● CHALLENGE
From the listing, collect all lines containing the word "ASHOKA".

— BEGIN STORED ROWS —

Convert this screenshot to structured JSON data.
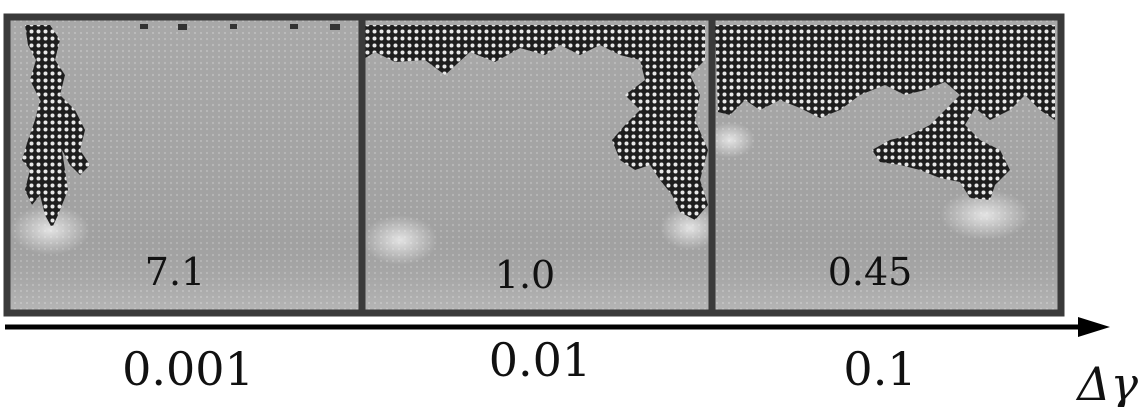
{
  "colors": {
    "frame": "#3a3a3a",
    "background_gray": "#a9a9a9",
    "crack_fill": "#2f2f2f",
    "arrow": "#000000"
  },
  "panels": [
    {
      "value_label": "7.1"
    },
    {
      "value_label": "1.0"
    },
    {
      "value_label": "0.45"
    }
  ],
  "axis": {
    "tick_labels": [
      "0.001",
      "0.01",
      "0.1"
    ],
    "title": "Δγ"
  }
}
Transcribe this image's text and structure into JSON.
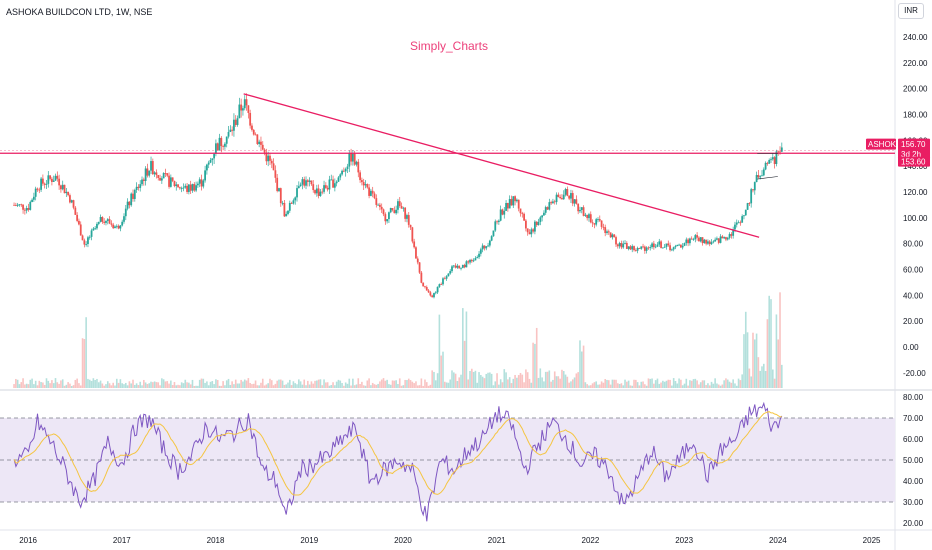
{
  "header": {
    "title": "ASHOKA BUILDCON LTD, 1W, NSE",
    "currency": "INR",
    "watermark": "Simply_Charts"
  },
  "colors": {
    "up": "#26a69a",
    "down": "#ef5350",
    "trendline": "#e91e63",
    "horizontal_line": "#e91e63",
    "rsi": "#7e57c2",
    "rsi_ma": "#f5c542",
    "rsi_band": "#ede7f6",
    "price_badge": "#e91e63"
  },
  "chart_data": [
    {
      "type": "candlestick",
      "title": "ASHOKA BUILDCON LTD, 1W, NSE",
      "x_range": [
        "2015-10",
        "2025-04"
      ],
      "x_ticks": [
        "2016",
        "2017",
        "2018",
        "2019",
        "2020",
        "2021",
        "2022",
        "2023",
        "2024",
        "2025"
      ],
      "y_ticks": [
        "240.00",
        "220.00",
        "200.00",
        "180.00",
        "160.00",
        "140.00",
        "120.00",
        "100.00",
        "80.00",
        "60.00",
        "40.00",
        "20.00",
        "0.00",
        "-20.00"
      ],
      "ylim": [
        -25,
        250
      ],
      "price_path": [
        {
          "t": 2015.85,
          "v": 110
        },
        {
          "t": 2016.0,
          "v": 108
        },
        {
          "t": 2016.1,
          "v": 125
        },
        {
          "t": 2016.3,
          "v": 132
        },
        {
          "t": 2016.45,
          "v": 115
        },
        {
          "t": 2016.6,
          "v": 80
        },
        {
          "t": 2016.8,
          "v": 100
        },
        {
          "t": 2016.95,
          "v": 92
        },
        {
          "t": 2017.1,
          "v": 115
        },
        {
          "t": 2017.3,
          "v": 140
        },
        {
          "t": 2017.5,
          "v": 128
        },
        {
          "t": 2017.7,
          "v": 122
        },
        {
          "t": 2017.85,
          "v": 128
        },
        {
          "t": 2018.0,
          "v": 155
        },
        {
          "t": 2018.15,
          "v": 165
        },
        {
          "t": 2018.3,
          "v": 190
        },
        {
          "t": 2018.45,
          "v": 160
        },
        {
          "t": 2018.6,
          "v": 140
        },
        {
          "t": 2018.75,
          "v": 100
        },
        {
          "t": 2018.9,
          "v": 130
        },
        {
          "t": 2019.1,
          "v": 120
        },
        {
          "t": 2019.3,
          "v": 130
        },
        {
          "t": 2019.45,
          "v": 148
        },
        {
          "t": 2019.6,
          "v": 125
        },
        {
          "t": 2019.8,
          "v": 100
        },
        {
          "t": 2019.95,
          "v": 110
        },
        {
          "t": 2020.05,
          "v": 100
        },
        {
          "t": 2020.2,
          "v": 50
        },
        {
          "t": 2020.3,
          "v": 38
        },
        {
          "t": 2020.5,
          "v": 60
        },
        {
          "t": 2020.7,
          "v": 65
        },
        {
          "t": 2020.9,
          "v": 80
        },
        {
          "t": 2021.05,
          "v": 105
        },
        {
          "t": 2021.2,
          "v": 115
        },
        {
          "t": 2021.35,
          "v": 88
        },
        {
          "t": 2021.55,
          "v": 110
        },
        {
          "t": 2021.75,
          "v": 120
        },
        {
          "t": 2021.9,
          "v": 105
        },
        {
          "t": 2022.1,
          "v": 95
        },
        {
          "t": 2022.3,
          "v": 80
        },
        {
          "t": 2022.5,
          "v": 75
        },
        {
          "t": 2022.7,
          "v": 80
        },
        {
          "t": 2022.9,
          "v": 76
        },
        {
          "t": 2023.1,
          "v": 85
        },
        {
          "t": 2023.3,
          "v": 80
        },
        {
          "t": 2023.5,
          "v": 88
        },
        {
          "t": 2023.65,
          "v": 105
        },
        {
          "t": 2023.8,
          "v": 135
        },
        {
          "t": 2023.95,
          "v": 145
        },
        {
          "t": 2024.05,
          "v": 156.7
        }
      ],
      "trendline": [
        {
          "t": 2018.3,
          "v": 196
        },
        {
          "t": 2023.8,
          "v": 85
        }
      ],
      "horizontal_line": 150,
      "consolidation_box": {
        "t0": 2023.78,
        "t1": 2024.0,
        "top": 150,
        "bottom": 130
      },
      "last_price_label": "ASHOKA",
      "last_price": "156.70",
      "countdown": "3d 2h",
      "secondary_price": "153.60",
      "volume_spike_dates": [
        2016.6,
        2020.4,
        2020.65,
        2021.4,
        2021.9,
        2023.65,
        2023.75,
        2023.9,
        2024.0
      ]
    },
    {
      "type": "line",
      "title": "",
      "y_ticks": [
        "80.00",
        "70.00",
        "60.00",
        "50.00",
        "40.00",
        "30.00",
        "20.00"
      ],
      "ylim": [
        20,
        80
      ],
      "bands": [
        70,
        50,
        30
      ],
      "rsi_path": [
        {
          "t": 2015.85,
          "v": 50
        },
        {
          "t": 2016.0,
          "v": 52
        },
        {
          "t": 2016.1,
          "v": 68
        },
        {
          "t": 2016.25,
          "v": 58
        },
        {
          "t": 2016.4,
          "v": 45
        },
        {
          "t": 2016.55,
          "v": 30
        },
        {
          "t": 2016.7,
          "v": 40
        },
        {
          "t": 2016.85,
          "v": 58
        },
        {
          "t": 2017.0,
          "v": 48
        },
        {
          "t": 2017.15,
          "v": 66
        },
        {
          "t": 2017.3,
          "v": 70
        },
        {
          "t": 2017.45,
          "v": 55
        },
        {
          "t": 2017.6,
          "v": 45
        },
        {
          "t": 2017.75,
          "v": 52
        },
        {
          "t": 2017.9,
          "v": 66
        },
        {
          "t": 2018.05,
          "v": 60
        },
        {
          "t": 2018.2,
          "v": 63
        },
        {
          "t": 2018.35,
          "v": 70
        },
        {
          "t": 2018.5,
          "v": 45
        },
        {
          "t": 2018.65,
          "v": 40
        },
        {
          "t": 2018.75,
          "v": 22
        },
        {
          "t": 2018.9,
          "v": 45
        },
        {
          "t": 2019.05,
          "v": 48
        },
        {
          "t": 2019.2,
          "v": 52
        },
        {
          "t": 2019.35,
          "v": 60
        },
        {
          "t": 2019.5,
          "v": 65
        },
        {
          "t": 2019.65,
          "v": 40
        },
        {
          "t": 2019.8,
          "v": 45
        },
        {
          "t": 2019.95,
          "v": 50
        },
        {
          "t": 2020.1,
          "v": 45
        },
        {
          "t": 2020.25,
          "v": 22
        },
        {
          "t": 2020.4,
          "v": 50
        },
        {
          "t": 2020.55,
          "v": 45
        },
        {
          "t": 2020.7,
          "v": 55
        },
        {
          "t": 2020.85,
          "v": 60
        },
        {
          "t": 2021.0,
          "v": 72
        },
        {
          "t": 2021.15,
          "v": 68
        },
        {
          "t": 2021.3,
          "v": 45
        },
        {
          "t": 2021.45,
          "v": 58
        },
        {
          "t": 2021.6,
          "v": 68
        },
        {
          "t": 2021.75,
          "v": 60
        },
        {
          "t": 2021.9,
          "v": 48
        },
        {
          "t": 2022.05,
          "v": 52
        },
        {
          "t": 2022.2,
          "v": 45
        },
        {
          "t": 2022.35,
          "v": 28
        },
        {
          "t": 2022.5,
          "v": 40
        },
        {
          "t": 2022.65,
          "v": 55
        },
        {
          "t": 2022.8,
          "v": 42
        },
        {
          "t": 2022.95,
          "v": 50
        },
        {
          "t": 2023.1,
          "v": 60
        },
        {
          "t": 2023.25,
          "v": 42
        },
        {
          "t": 2023.4,
          "v": 55
        },
        {
          "t": 2023.55,
          "v": 60
        },
        {
          "t": 2023.7,
          "v": 72
        },
        {
          "t": 2023.85,
          "v": 75
        },
        {
          "t": 2023.95,
          "v": 65
        },
        {
          "t": 2024.05,
          "v": 70
        }
      ]
    }
  ]
}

— END STORED ROWS —

● SOLUTION TO THIS EXERCISE
    "title": "ASHOKA BUILDCON LTD, 1W, NSE",
      "title": "ASHOKA BUILDCON LTD, 1W, NSE",
      "last_price_label": "ASHOKA",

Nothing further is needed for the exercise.